Stored items:
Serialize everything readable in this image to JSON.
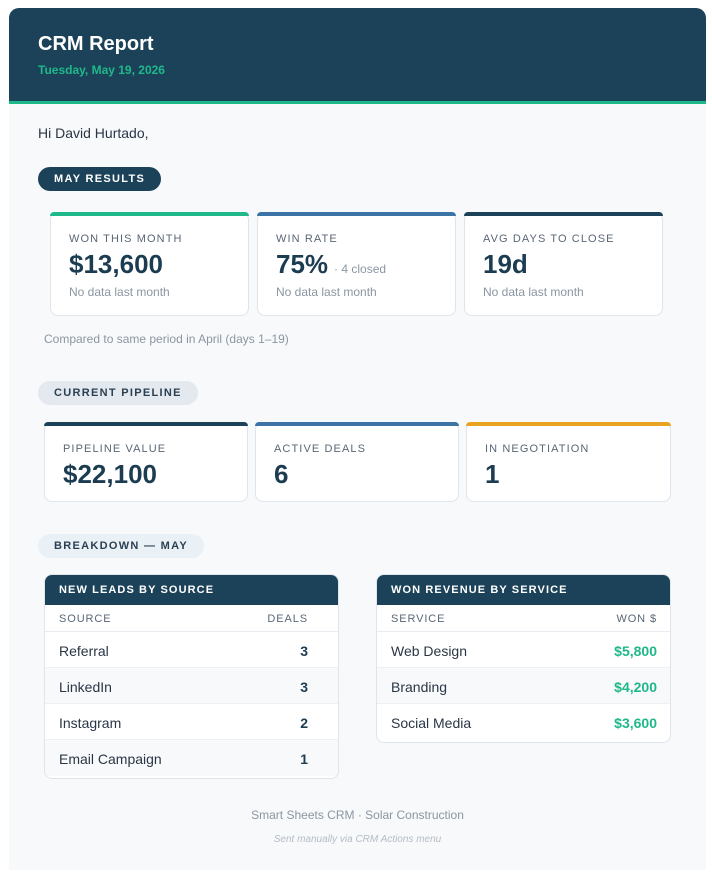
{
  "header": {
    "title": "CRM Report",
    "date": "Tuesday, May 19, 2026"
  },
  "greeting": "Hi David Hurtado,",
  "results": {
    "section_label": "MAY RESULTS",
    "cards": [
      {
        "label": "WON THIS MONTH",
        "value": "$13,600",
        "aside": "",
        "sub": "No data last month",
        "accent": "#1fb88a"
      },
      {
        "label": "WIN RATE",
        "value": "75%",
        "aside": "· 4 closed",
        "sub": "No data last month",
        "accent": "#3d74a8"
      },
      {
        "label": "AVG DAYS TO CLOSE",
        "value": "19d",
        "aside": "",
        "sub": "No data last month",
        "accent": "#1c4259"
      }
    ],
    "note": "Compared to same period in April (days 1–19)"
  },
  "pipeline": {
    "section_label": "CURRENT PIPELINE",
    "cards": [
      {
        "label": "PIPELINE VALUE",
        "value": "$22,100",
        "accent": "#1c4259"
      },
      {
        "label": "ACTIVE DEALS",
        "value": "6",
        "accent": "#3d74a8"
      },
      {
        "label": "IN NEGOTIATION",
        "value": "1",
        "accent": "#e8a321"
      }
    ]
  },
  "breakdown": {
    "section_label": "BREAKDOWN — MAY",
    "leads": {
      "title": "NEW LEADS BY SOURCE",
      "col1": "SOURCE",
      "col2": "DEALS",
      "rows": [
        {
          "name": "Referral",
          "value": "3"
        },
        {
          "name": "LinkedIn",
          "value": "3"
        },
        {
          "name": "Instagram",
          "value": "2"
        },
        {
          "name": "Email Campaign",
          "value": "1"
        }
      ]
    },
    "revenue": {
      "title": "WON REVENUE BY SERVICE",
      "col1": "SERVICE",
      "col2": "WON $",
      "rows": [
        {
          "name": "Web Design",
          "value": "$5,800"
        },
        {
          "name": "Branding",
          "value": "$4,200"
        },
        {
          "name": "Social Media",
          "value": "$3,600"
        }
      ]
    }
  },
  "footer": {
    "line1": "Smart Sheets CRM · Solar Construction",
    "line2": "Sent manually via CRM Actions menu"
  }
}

--

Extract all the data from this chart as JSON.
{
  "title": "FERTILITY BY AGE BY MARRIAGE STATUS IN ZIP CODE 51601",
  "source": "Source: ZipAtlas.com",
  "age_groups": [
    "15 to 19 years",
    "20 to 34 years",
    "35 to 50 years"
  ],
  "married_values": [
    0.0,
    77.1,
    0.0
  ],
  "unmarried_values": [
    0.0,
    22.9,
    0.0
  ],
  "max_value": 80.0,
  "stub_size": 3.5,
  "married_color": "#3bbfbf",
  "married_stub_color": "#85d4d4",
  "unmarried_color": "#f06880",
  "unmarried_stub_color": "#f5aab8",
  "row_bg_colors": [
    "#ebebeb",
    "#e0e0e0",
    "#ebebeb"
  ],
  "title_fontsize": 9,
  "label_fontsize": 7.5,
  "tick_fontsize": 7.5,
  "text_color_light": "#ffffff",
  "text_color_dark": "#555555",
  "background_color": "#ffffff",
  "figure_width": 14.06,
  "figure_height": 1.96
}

[Work required] Return each full line of the entries that contains the word "name".

[Problem solution]
          "name": "Referral",
          "name": "LinkedIn",
          "name": "Instagram",
          "name": "Email Campaign",
          "name": "Web Design",
          "name": "Branding",
          "name": "Social Media",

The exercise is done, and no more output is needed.